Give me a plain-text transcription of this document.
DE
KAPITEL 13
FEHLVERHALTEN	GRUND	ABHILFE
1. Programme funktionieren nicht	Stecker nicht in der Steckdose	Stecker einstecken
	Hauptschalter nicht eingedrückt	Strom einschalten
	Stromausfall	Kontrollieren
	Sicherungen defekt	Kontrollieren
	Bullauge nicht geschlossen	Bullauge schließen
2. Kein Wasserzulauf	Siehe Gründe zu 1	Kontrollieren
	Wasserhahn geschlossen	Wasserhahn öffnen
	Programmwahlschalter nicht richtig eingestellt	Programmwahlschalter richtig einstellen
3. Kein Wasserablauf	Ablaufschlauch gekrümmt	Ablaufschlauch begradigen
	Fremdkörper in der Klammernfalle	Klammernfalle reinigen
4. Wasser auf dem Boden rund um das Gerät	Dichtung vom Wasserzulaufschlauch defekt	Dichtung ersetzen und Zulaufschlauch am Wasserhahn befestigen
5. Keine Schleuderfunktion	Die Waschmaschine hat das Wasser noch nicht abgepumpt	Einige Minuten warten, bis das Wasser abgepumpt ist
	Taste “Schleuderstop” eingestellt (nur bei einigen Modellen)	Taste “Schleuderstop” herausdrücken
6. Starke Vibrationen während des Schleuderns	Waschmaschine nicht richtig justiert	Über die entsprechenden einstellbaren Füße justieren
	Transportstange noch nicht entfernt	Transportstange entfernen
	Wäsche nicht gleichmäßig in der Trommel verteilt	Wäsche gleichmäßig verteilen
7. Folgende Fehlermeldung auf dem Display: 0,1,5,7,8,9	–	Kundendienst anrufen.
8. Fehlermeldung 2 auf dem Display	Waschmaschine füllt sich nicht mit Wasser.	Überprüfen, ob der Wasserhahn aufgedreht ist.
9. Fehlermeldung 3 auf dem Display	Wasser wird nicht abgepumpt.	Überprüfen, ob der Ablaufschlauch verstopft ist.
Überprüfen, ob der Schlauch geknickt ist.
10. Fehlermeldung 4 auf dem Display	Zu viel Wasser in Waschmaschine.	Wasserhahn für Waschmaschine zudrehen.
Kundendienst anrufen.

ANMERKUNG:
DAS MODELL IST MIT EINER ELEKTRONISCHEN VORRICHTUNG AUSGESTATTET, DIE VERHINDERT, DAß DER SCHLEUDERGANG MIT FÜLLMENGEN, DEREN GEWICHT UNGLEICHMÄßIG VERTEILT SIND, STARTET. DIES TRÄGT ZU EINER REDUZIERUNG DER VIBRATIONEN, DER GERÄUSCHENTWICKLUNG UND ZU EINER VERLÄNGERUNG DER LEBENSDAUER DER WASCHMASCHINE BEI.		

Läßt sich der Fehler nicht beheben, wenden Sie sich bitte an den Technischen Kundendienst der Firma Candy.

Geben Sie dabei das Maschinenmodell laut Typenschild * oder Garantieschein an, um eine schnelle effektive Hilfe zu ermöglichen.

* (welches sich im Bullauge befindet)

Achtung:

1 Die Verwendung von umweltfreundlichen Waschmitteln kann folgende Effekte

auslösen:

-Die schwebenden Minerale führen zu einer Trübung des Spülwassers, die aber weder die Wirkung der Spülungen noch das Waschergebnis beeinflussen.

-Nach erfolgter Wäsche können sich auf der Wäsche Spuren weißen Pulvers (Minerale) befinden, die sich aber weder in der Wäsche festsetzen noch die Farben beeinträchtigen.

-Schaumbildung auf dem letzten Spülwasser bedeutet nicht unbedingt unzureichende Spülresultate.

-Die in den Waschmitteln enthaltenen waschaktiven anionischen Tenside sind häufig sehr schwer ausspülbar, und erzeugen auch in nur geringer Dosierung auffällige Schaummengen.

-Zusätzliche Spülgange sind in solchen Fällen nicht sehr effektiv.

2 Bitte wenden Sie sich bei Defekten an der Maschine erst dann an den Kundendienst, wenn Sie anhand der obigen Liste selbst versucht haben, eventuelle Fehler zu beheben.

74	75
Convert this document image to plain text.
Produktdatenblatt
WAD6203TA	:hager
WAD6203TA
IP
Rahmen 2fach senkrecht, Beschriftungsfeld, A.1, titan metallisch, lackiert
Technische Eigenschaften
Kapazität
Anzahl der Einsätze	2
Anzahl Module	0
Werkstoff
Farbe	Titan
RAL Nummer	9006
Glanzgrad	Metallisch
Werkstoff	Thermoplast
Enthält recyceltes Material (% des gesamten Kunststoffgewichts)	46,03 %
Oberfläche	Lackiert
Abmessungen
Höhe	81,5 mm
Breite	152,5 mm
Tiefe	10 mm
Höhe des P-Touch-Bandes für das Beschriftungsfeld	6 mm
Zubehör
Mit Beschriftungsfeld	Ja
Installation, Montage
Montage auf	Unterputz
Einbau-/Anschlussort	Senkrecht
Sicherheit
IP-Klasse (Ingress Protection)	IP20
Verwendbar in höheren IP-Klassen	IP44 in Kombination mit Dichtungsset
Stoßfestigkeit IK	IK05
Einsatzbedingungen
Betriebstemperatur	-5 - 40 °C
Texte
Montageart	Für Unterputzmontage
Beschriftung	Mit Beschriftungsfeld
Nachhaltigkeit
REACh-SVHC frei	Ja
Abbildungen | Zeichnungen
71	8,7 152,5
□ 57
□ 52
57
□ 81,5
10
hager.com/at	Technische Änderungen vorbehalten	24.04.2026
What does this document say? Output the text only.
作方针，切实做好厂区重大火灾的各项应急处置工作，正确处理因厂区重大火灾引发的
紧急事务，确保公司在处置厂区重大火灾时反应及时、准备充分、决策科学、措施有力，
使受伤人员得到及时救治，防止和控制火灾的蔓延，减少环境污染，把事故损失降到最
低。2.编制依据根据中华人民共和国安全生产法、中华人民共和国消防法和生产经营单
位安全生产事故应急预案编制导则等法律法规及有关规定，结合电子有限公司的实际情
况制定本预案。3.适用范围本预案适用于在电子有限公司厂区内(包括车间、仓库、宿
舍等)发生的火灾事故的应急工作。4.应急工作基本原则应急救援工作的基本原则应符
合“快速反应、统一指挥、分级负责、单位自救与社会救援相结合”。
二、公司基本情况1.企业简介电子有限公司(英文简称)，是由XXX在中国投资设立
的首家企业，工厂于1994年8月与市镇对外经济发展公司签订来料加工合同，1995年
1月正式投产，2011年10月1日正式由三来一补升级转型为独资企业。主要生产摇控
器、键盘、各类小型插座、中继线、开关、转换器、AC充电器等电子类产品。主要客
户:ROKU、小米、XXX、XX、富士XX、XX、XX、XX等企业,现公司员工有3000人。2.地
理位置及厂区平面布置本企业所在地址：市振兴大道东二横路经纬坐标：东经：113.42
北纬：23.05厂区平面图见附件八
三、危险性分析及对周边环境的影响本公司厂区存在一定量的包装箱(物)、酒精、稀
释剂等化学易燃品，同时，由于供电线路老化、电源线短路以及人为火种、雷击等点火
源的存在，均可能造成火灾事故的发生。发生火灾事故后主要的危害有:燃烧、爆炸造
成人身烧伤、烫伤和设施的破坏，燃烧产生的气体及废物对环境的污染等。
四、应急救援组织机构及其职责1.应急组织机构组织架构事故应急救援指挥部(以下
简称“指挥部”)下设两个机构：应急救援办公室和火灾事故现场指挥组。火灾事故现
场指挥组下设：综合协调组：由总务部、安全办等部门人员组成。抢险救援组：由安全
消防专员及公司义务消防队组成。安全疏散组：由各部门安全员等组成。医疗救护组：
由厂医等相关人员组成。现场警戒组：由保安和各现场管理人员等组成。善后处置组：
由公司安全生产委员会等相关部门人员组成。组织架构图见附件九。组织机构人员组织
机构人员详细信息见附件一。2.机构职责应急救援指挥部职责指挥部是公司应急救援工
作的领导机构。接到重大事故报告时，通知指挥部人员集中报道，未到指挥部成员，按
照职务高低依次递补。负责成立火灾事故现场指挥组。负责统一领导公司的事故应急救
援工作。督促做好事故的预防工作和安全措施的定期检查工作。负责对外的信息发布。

########################################

» **GIVEN EXERCISE**
Pull out each line of the records holding the string "Minerale".

» **SOLUTION TO THIS EXERCISE**
-Die schwebenden Minerale führen zu einer Trübung des Spülwassers, die aber weder die Wirkung der Spülungen noch das Waschergebnis beeinflussen.
-Nach erfolgter Wäsche können sich auf der Wäsche Spuren weißen Pulvers (Minerale) befinden, die sich aber weder in der Wäsche festsetzen noch die Farben beeinträchtigen.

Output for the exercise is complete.